Write out each line from the data below that includes the word "storleksklass".

**Figure collection entries**

/---

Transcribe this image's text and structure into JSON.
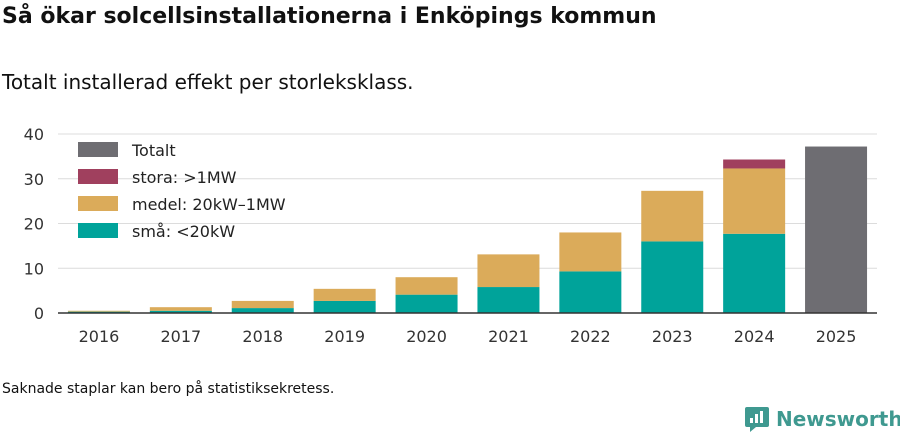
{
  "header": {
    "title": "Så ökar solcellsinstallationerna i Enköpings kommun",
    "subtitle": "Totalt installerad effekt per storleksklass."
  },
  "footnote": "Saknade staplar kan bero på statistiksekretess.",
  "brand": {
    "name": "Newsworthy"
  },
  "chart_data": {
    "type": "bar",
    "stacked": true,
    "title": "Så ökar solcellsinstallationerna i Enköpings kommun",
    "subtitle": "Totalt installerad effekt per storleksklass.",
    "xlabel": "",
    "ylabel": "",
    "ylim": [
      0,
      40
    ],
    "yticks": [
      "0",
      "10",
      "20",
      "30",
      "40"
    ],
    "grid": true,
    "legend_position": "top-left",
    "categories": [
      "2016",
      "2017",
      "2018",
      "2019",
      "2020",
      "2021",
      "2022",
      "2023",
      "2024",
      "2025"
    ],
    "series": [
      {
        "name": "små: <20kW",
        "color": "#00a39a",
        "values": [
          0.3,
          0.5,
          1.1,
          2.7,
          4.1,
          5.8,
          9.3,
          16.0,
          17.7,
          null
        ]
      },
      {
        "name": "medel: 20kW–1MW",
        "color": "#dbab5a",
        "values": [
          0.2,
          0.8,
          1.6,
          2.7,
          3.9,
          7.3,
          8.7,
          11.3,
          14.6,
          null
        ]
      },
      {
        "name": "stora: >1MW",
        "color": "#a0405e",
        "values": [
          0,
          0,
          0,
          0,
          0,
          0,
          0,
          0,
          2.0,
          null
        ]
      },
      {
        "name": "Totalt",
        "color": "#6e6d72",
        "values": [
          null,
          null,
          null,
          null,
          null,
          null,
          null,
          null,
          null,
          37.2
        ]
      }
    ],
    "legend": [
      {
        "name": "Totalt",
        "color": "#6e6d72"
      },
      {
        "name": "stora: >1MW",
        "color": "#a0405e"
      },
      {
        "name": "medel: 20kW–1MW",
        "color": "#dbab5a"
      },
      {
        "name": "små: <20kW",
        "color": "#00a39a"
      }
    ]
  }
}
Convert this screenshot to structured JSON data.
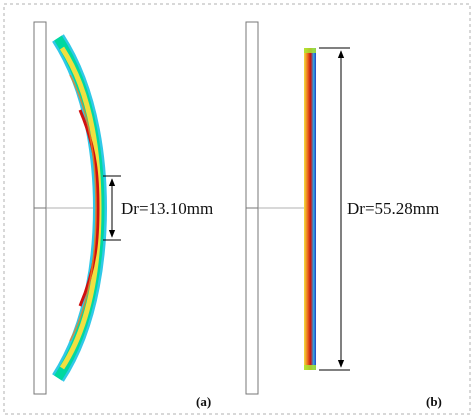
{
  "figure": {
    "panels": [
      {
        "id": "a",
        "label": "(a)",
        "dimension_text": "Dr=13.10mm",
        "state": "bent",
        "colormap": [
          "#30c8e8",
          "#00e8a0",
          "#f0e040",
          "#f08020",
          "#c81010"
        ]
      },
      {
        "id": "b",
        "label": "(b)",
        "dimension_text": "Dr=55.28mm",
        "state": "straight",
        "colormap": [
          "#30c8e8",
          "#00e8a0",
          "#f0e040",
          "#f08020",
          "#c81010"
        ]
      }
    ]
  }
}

\---
/---

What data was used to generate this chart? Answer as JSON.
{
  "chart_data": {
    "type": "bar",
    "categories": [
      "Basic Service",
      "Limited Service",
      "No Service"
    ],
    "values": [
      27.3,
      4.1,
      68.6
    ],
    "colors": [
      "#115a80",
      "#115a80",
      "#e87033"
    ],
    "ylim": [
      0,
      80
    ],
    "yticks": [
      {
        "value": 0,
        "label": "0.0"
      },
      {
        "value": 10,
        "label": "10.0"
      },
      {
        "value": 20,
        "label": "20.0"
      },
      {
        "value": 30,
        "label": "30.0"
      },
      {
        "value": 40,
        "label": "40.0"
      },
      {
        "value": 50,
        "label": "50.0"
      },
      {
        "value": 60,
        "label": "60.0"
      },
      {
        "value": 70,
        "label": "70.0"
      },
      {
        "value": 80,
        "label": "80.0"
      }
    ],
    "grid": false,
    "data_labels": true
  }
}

\---

**Task output**
    "subtitle": "Totalt installerad effekt per storleksklass."
    "subtitle": "Totalt installerad effekt per storleksklass.",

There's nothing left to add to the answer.